_SHORT PROBLEM_.
Everything in the listing except the pictures should be written out exactly.

_EXERCISE MATERIALS_.
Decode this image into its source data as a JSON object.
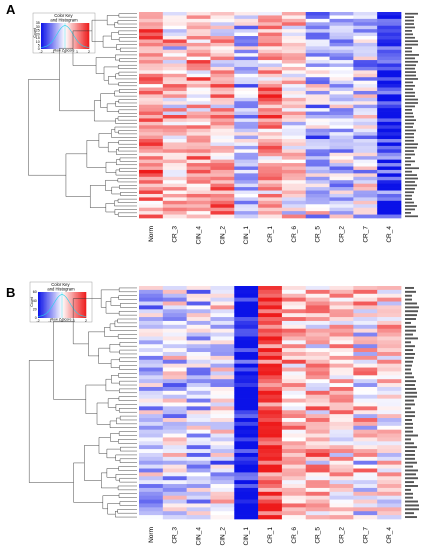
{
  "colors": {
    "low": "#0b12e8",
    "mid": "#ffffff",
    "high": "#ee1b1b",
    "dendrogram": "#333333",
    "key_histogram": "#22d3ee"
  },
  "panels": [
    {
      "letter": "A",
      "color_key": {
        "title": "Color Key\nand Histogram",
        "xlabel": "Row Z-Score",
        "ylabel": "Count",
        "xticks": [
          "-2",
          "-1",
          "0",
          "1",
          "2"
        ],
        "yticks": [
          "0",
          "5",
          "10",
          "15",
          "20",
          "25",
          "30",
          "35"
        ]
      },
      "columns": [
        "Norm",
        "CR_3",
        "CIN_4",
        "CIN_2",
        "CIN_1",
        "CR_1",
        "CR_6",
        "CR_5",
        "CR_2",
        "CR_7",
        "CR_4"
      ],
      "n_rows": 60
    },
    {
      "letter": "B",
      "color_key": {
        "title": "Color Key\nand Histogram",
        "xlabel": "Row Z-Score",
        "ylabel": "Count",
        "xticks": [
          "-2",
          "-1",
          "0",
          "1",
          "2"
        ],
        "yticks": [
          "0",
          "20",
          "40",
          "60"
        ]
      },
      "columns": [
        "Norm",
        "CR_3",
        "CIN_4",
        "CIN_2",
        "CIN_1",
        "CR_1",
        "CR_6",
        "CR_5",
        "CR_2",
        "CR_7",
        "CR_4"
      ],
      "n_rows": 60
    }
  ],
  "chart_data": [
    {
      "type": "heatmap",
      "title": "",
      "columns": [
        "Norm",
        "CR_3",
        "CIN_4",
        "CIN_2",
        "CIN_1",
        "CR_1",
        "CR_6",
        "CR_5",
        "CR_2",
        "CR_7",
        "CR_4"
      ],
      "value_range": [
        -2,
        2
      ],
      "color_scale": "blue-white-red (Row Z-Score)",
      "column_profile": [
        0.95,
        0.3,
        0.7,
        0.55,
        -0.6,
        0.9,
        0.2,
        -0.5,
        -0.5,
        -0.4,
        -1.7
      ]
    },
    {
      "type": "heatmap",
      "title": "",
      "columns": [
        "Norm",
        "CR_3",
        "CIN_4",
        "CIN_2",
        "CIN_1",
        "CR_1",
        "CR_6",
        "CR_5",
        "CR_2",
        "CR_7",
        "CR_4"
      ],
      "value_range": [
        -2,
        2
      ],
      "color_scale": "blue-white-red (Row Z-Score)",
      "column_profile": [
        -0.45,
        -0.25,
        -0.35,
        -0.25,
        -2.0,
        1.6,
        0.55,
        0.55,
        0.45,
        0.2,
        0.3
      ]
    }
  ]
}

_SOLUTION TO THE PROBLEM_.
Decode this image into its source data as a JSON object.
{
  "colors": {
    "low": "#0b12e8",
    "mid": "#ffffff",
    "high": "#ee1b1b",
    "dendrogram": "#333333",
    "key_histogram": "#22d3ee"
  },
  "panels": [
    {
      "letter": "A",
      "color_key": {
        "title": "Color Key\nand Histogram",
        "xlabel": "Row Z-Score",
        "ylabel": "Count",
        "xticks": [
          "-2",
          "-1",
          "0",
          "1",
          "2"
        ],
        "yticks": [
          "0",
          "5",
          "10",
          "15",
          "20",
          "25",
          "30",
          "35"
        ]
      },
      "columns": [
        "Norm",
        "CR_3",
        "CIN_4",
        "CIN_2",
        "CIN_1",
        "CR_1",
        "CR_6",
        "CR_5",
        "CR_2",
        "CR_7",
        "CR_4"
      ],
      "n_rows": 60
    },
    {
      "letter": "B",
      "color_key": {
        "title": "Color Key\nand Histogram",
        "xlabel": "Row Z-Score",
        "ylabel": "Count",
        "xticks": [
          "-2",
          "-1",
          "0",
          "1",
          "2"
        ],
        "yticks": [
          "0",
          "20",
          "40",
          "60"
        ]
      },
      "columns": [
        "Norm",
        "CR_3",
        "CIN_4",
        "CIN_2",
        "CIN_1",
        "CR_1",
        "CR_6",
        "CR_5",
        "CR_2",
        "CR_7",
        "CR_4"
      ],
      "n_rows": 60
    }
  ],
  "chart_data": [
    {
      "type": "heatmap",
      "title": "",
      "columns": [
        "Norm",
        "CR_3",
        "CIN_4",
        "CIN_2",
        "CIN_1",
        "CR_1",
        "CR_6",
        "CR_5",
        "CR_2",
        "CR_7",
        "CR_4"
      ],
      "value_range": [
        -2,
        2
      ],
      "color_scale": "blue-white-red (Row Z-Score)",
      "column_profile": [
        0.95,
        0.3,
        0.7,
        0.55,
        -0.6,
        0.9,
        0.2,
        -0.5,
        -0.5,
        -0.4,
        -1.7
      ]
    },
    {
      "type": "heatmap",
      "title": "",
      "columns": [
        "Norm",
        "CR_3",
        "CIN_4",
        "CIN_2",
        "CIN_1",
        "CR_1",
        "CR_6",
        "CR_5",
        "CR_2",
        "CR_7",
        "CR_4"
      ],
      "value_range": [
        -2,
        2
      ],
      "color_scale": "blue-white-red (Row Z-Score)",
      "column_profile": [
        -0.45,
        -0.25,
        -0.35,
        -0.25,
        -2.0,
        1.6,
        0.55,
        0.55,
        0.45,
        0.2,
        0.3
      ]
    }
  ]
}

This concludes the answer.